• _EXERCISE_: Could you copy every line of the data that contains the word "celular"?

(Beginning of RECORDS SUPPLIED)

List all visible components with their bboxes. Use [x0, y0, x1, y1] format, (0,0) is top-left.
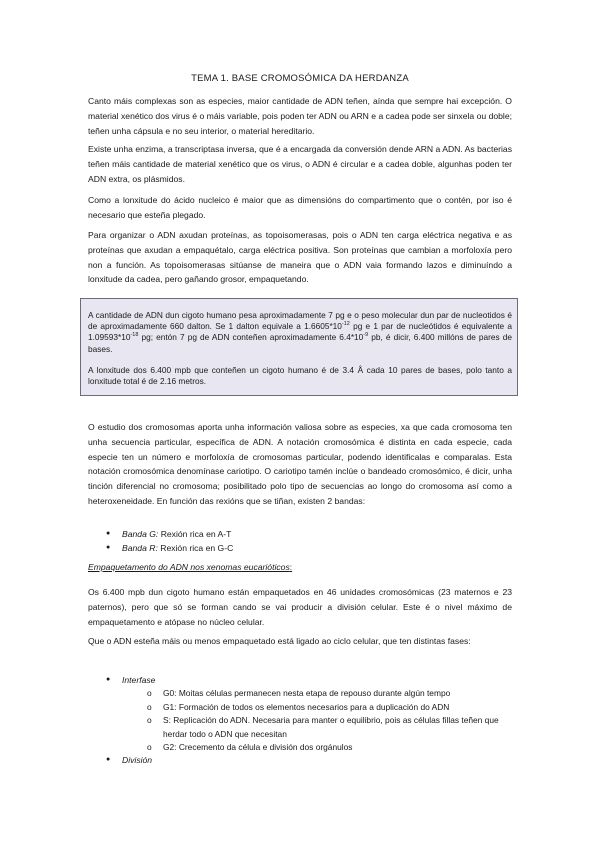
page-title: TEMA 1. BASE CROMOSÓMICA DA HERDANZA — [191, 73, 409, 84]
list-item-interfase: ● Interfase — [106, 673, 155, 687]
sub-list-item: o G1: Formación de todos os elementos necesarios para a duplicación do ADN — [147, 701, 512, 715]
phases-list-division — [106, 753, 152, 767]
section-heading: Empaquetamento do ADN nos xenomas eucarióticos: — [88, 562, 293, 572]
sub-list-item: o S: Replicación do ADN. Necesaria para manter o equilibrio, pois as células fillas teñen que herdar todo o ADN que necesitan — [147, 714, 512, 741]
info-box — [80, 298, 518, 396]
paragraph-intro: Canto máis complexas son as especies, maior cantidade de ADN teñen, aínda que sempre hai excepción. O material xenético dos virus é o máis variable, pois poden ter ADN ou ARN e a cadea pode ser sinxela ou doble; teñen unha cápsula e no seu interior, o material hereditario. — [88, 96, 512, 136]
bands-list — [106, 527, 233, 555]
sub-list-item: o G0: Moitas células permanecen nesta etapa de repouso durante algún tempo — [147, 687, 512, 701]
paragraph-karyotype: O estudio dos cromosomas aporta unha información valiosa sobre as especies, xa que cada cromosoma ten unha secuencia particular, específica de ADN. A notación cromosómica é distinta en cada especie, cada especie ten un número e morfoloxía de cromosomas particular, podendo identificalas e comparalas. Esta notación cromosómica denomínase cariotipo. O cariotipo tamén inclúe o bandeado cromosómico, é dicir, unha tinción diferencial no cromosoma; posibilitado polo tipo de secuencias ao longo do cromosoma así como a heteroxeneidade. En función das rexións que se tiñan, existen 2 bandas: — [88, 422, 512, 506]
paragraph-packaging: Os 6.400 mpb dun cigoto humano están empaquetados en 46 unidades cromosómicas (23 maternos e 23 paternos), pero que só se forman cando se vai producir a división celular. Este é o nivel máximo de empaquetamento e atópase no núcleo celular. — [88, 587, 512, 627]
paragraph-cell-cycle: Que o ADN esteña máis ou menos empaquetado está ligado ao ciclo celular, que ten distintas fases: — [88, 636, 471, 646]
list-item: ● Banda R: Rexión rica en G-C — [106, 541, 233, 555]
interfase-sublist — [147, 687, 512, 755]
sub-list-item: o G2: Crecemento da célula e división dos orgánulos — [147, 741, 512, 755]
info-box-mass-paragraph: A cantidade de ADN dun cigoto humano pesa aproximadamente 7 pg e o peso molecular dun par de nucleotidos é de aproximadamente 660 dalton. Se 1 dalton equivale a $1.6605*10^{-12}$ pg e 1 par de nucleótidos é equivalente a $1.09593*10^{-18}$ pg; entón 7 pg de ADN conteñen aproximadamente $6.4*10^{-9}$ pb, é dicir, 6.400 millóns de pares de bases. — [88, 310, 512, 354]
list-item-division: ● División — [106, 753, 152, 767]
info-box-length-paragraph: A lonxitude dos 6.400 mpb que conteñen un cigoto humano é de 3.4 Å cada 10 pares de bases, polo tanto a lonxitude total é de 2.16 metros. — [88, 365, 512, 387]
paragraph-topoisomerases: Para organizar o ADN axudan proteínas, as topoisomerasas, pois o ADN ten carga eléctrica negativa e as proteínas que axudan a empaquétalo, carga eléctrica positiva. Son proteínas que cambian a morfoloxía pero non a función. As topoisomerasas sitúanse de maneira que o ADN vaia formando lazos e diminuíndo a lonxitude da cadea, pero gañando grosor, empaquetando. — [88, 230, 512, 285]
paragraph-transcriptase: Existe unha enzima, a transcriptasa inversa, que é a encargada da conversión dende ARN a ADN. As bacterias teñen máis cantidade de material xenético que os virus, o ADN é circular e a cadea doble, algunhas poden ter ADN extra, os plásmidos. — [88, 144, 512, 184]
phases-list — [106, 673, 155, 687]
list-item: ● Banda G: Rexión rica en A-T — [106, 527, 233, 541]
paragraph-length: Como a lonxitude do ácido nucleico é maior que as dimensións do compartimento que o contén, por iso é necesario que esteña plegado. — [88, 195, 512, 220]
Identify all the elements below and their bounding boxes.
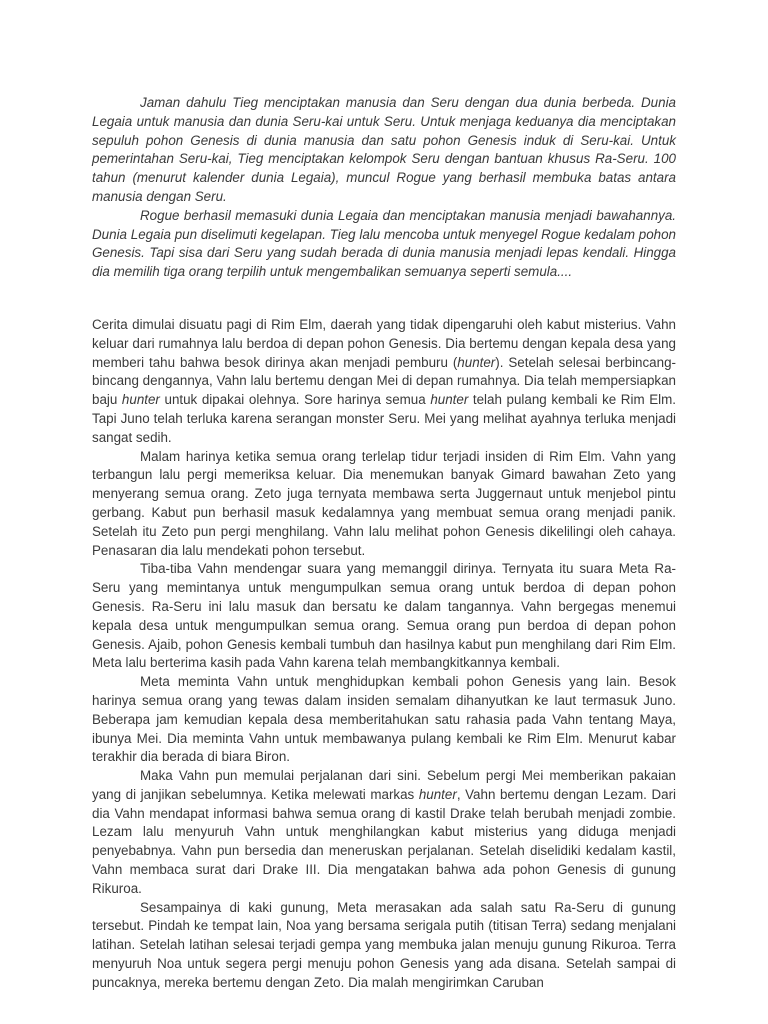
term-hunter: hunter	[430, 392, 469, 408]
story-paragraph: Malam harinya ketika semua orang terlelap tidur terjadi insiden di Rim Elm. Vahn yang terbangun lalu pergi memeriksa keluar. Dia menemukan banyak Gimard bawahan Zeto yang menyerang semua orang. Zeto juga ternyata membawa serta Juggernaut untuk menjebol pintu gerbang. Kabut pun berhasil masuk kedalamnya yang membuat semua orang menjadi panik. Setelah itu Zeto pun pergi menghilang. Vahn lalu melihat pohon Genesis dikelilingi oleh cahaya. Penasaran dia lalu mendekati pohon tersebut.	[92, 448, 676, 558]
story-paragraph: Meta meminta Vahn untuk menghidupkan kembali pohon Genesis yang lain. Besok harinya semua orang yang tewas dalam insiden semalam dihanyutkan ke laut termasuk Juno. Beberapa jam kemudian kepala desa memberitahukan satu rahasia pada Vahn tentang Maya, ibunya Mei. Dia meminta Vahn untuk membawanya pulang kembali ke Rim Elm. Menurut kabar terakhir dia berada di biara Biron.	[92, 674, 676, 765]
story-text: Maka Vahn pun memulai perjalanan dari sini. Sebelum pergi Mei memberikan pakaian yang di janjikan sebelumnya. Ketika melewati markas	[92, 768, 676, 802]
story-paragraph	[92, 316, 676, 448]
term-hunter: hunter	[457, 354, 496, 370]
term-hunter: hunter	[418, 786, 457, 802]
story-paragraph: Sesampainya di kaki gunung, Meta merasakan ada salah satu Ra-Seru di gunung tersebut. Pindah ke tempat lain, Noa yang bersama serigala putih (titisan Terra) sedang menjalani latihan. Setelah latihan selesai terjadi gempa yang membuka jalan menuju gunung Rikuroa. Terra menyuruh Noa untuk segera pergi menuju pohon Genesis yang ada disana. Setelah sampai di puncaknya, mereka bertemu dengan Zeto. Dia malah mengirimkan Caruban	[92, 899, 676, 990]
story-text: , Vahn bertemu dengan Lezam. Dari dia Vahn mendapat informasi bahwa semua orang di kastil Drake telah berubah menjadi zombie. Lezam lalu menyuruh Vahn untuk menghilangkan kabut misterius yang diduga menjadi penyebabnya. Vahn pun bersedia dan meneruskan perjalanan. Setelah diselidiki kedalam kastil, Vahn membaca surat dari Drake III. Dia mengatakan bahwa ada pohon Genesis di gunung Rikuroa.	[92, 786, 676, 896]
term-hunter: hunter	[121, 392, 160, 408]
prologue-section	[92, 94, 676, 282]
story-paragraph	[92, 767, 676, 899]
story-text: ). Setelah selesai berbincang-bincang dengannya, Vahn lalu bertemu dengan Mei di depan rumahnya. Dia telah mempersiapkan baju	[92, 354, 676, 408]
story-section	[92, 316, 676, 993]
story-text: telah pulang kembali ke Rim Elm. Tapi Juno telah terluka karena serangan monster Seru. Mei yang melihat ayahnya terluka menjadi sangat sedih.	[92, 392, 676, 445]
prologue-paragraph: Jaman dahulu Tieg menciptakan manusia dan Seru dengan dua dunia berbeda. Dunia Legaia untuk manusia dan dunia Seru-kai untuk Seru. Untuk menjaga keduanya dia menciptakan sepuluh pohon Genesis di dunia manusia dan satu pohon Genesis induk di Seru-kai. Untuk pemerintahan Seru-kai, Tieg menciptakan kelompok Seru dengan bantuan khusus Ra-Seru. 100 tahun (menurut kalender dunia Legaia), muncul Rogue yang berhasil membuka batas antara manusia dengan Seru.	[92, 95, 676, 204]
prologue-paragraph: Rogue berhasil memasuki dunia Legaia dan menciptakan manusia menjadi bawahannya. Dunia Legaia pun diselimuti kegelapan. Tieg lalu mencoba untuk menyegel Rogue kedalam pohon Genesis. Tapi sisa dari Seru yang sudah berada di dunia manusia menjadi lepas kendali. Hingga dia memilih tiga orang terpilih untuk mengembalikan semuanya seperti semula....	[92, 207, 676, 280]
story-text: untuk dipakai olehnya. Sore harinya semua	[159, 392, 431, 408]
story-paragraph: Tiba-tiba Vahn mendengar suara yang memanggil dirinya. Ternyata itu suara Meta Ra-Seru yang memintanya untuk mengumpulkan semua orang untuk berdoa di depan pohon Genesis. Ra-Seru ini lalu masuk dan bersatu ke dalam tangannya. Vahn bergegas menemui kepala desa untuk mengumpulkan semua orang. Semua orang pun berdoa di depan pohon Genesis. Ajaib, pohon Genesis kembali tumbuh dan hasilnya kabut pun menghilang dari Rim Elm. Meta lalu berterima kasih pada Vahn karena telah membangkitkannya kembali.	[92, 561, 676, 671]
story-text: Cerita dimulai disuatu pagi di Rim Elm, daerah yang tidak dipengaruhi oleh kabut misterius. Vahn keluar dari rumahnya lalu berdoa di depan pohon Genesis. Dia bertemu dengan kepala desa yang memberi tahu bahwa besok dirinya akan menjadi pemburu (	[92, 316, 676, 370]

(End of RECORDS SUPPLIED)

• _RESPONSE AREA_:
paragraph-packaging: Os 6.400 mpb dun cigoto humano están empaquetados en 46 unidades cromosómicas (23 maternos e 23 paternos), pero que só se forman cando se vai producir a división celular. Este é o nivel máximo de empaquetamento e atópase no núcleo celular. — [88, 587, 512, 627]
paragraph-cell-cycle: Que o ADN esteña máis ou menos empaquetado está ligado ao ciclo celular, que ten distintas fases: — [88, 636, 471, 646]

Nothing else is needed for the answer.